(Collected data entries)

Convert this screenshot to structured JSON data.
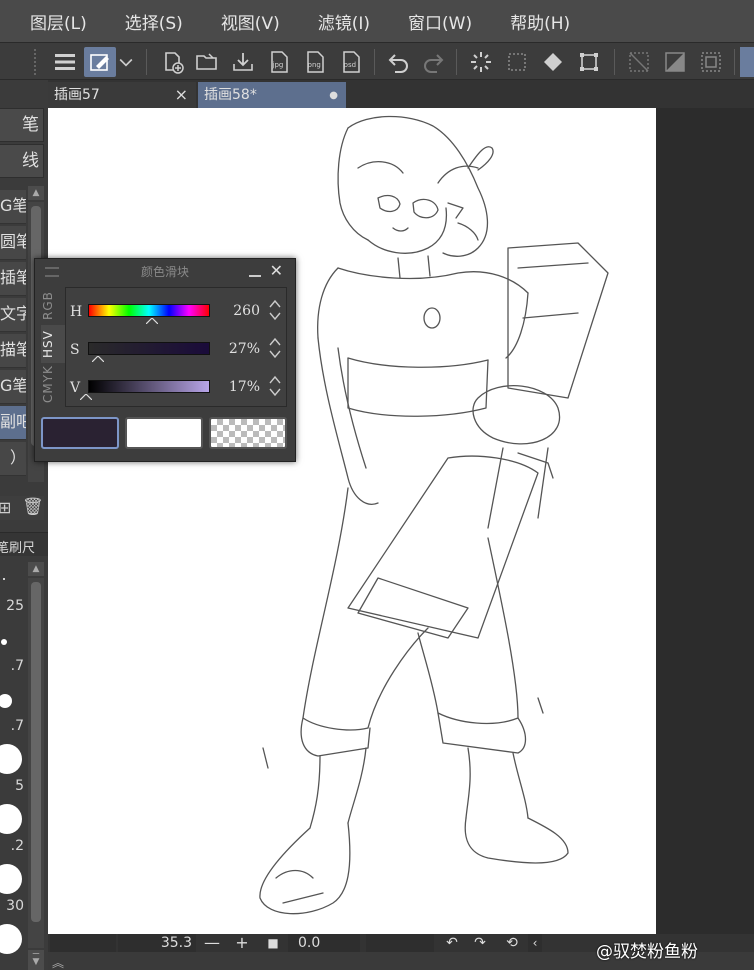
{
  "menu": [
    "图层(L)",
    "选择(S)",
    "视图(V)",
    "滤镜(I)",
    "窗口(W)",
    "帮助(H)"
  ],
  "tabs": [
    {
      "label": "插画57",
      "close": "×"
    },
    {
      "label": "插画58*",
      "close": "●"
    }
  ],
  "left_panel": {
    "tool_buttons": [
      "笔",
      "线"
    ],
    "sub_tools": [
      "G笔",
      "圆笔",
      "插笔",
      "文字",
      "描笔",
      "G笔",
      "副吧",
      "）"
    ],
    "brush_panel_label": "笔刷尺",
    "brush_sizes": [
      "25",
      ".7",
      ".7",
      "5",
      ".2",
      "30"
    ]
  },
  "color_panel": {
    "title": "颜色滑块",
    "tabs": [
      "RGB",
      "HSV",
      "CMYK"
    ],
    "active_tab": "HSV",
    "sliders": [
      {
        "label": "H",
        "value": "260"
      },
      {
        "label": "S",
        "value": "27%"
      },
      {
        "label": "V",
        "value": "17%"
      }
    ],
    "main_color": "#2a2232",
    "sub_color": "#ffffff"
  },
  "status": {
    "zoom": "35.3",
    "angle": "0.0"
  },
  "watermark": "@驭焚粉鱼粉",
  "colors": {
    "menubar": "#4a4a4a",
    "accent": "#6a7d9e",
    "canvas": "#ffffff"
  }
}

== GOAL ==
Reproduce the whole listing word for word, setting aside any pictures.

== TASK ANSWER ==
Convert this screenshot to structured JSON data.
{
  "menu": [
    "图层(L)",
    "选择(S)",
    "视图(V)",
    "滤镜(I)",
    "窗口(W)",
    "帮助(H)"
  ],
  "tabs": [
    {
      "label": "插画57",
      "close": "×"
    },
    {
      "label": "插画58*",
      "close": "●"
    }
  ],
  "left_panel": {
    "tool_buttons": [
      "笔",
      "线"
    ],
    "sub_tools": [
      "G笔",
      "圆笔",
      "插笔",
      "文字",
      "描笔",
      "G笔",
      "副吧",
      "）"
    ],
    "brush_panel_label": "笔刷尺",
    "brush_sizes": [
      "25",
      ".7",
      ".7",
      "5",
      ".2",
      "30"
    ]
  },
  "color_panel": {
    "title": "颜色滑块",
    "tabs": [
      "RGB",
      "HSV",
      "CMYK"
    ],
    "active_tab": "HSV",
    "sliders": [
      {
        "label": "H",
        "value": "260"
      },
      {
        "label": "S",
        "value": "27%"
      },
      {
        "label": "V",
        "value": "17%"
      }
    ],
    "main_color": "#2a2232",
    "sub_color": "#ffffff"
  },
  "status": {
    "zoom": "35.3",
    "angle": "0.0"
  },
  "watermark": "@驭焚粉鱼粉",
  "colors": {
    "menubar": "#4a4a4a",
    "accent": "#6a7d9e",
    "canvas": "#ffffff"
  }
}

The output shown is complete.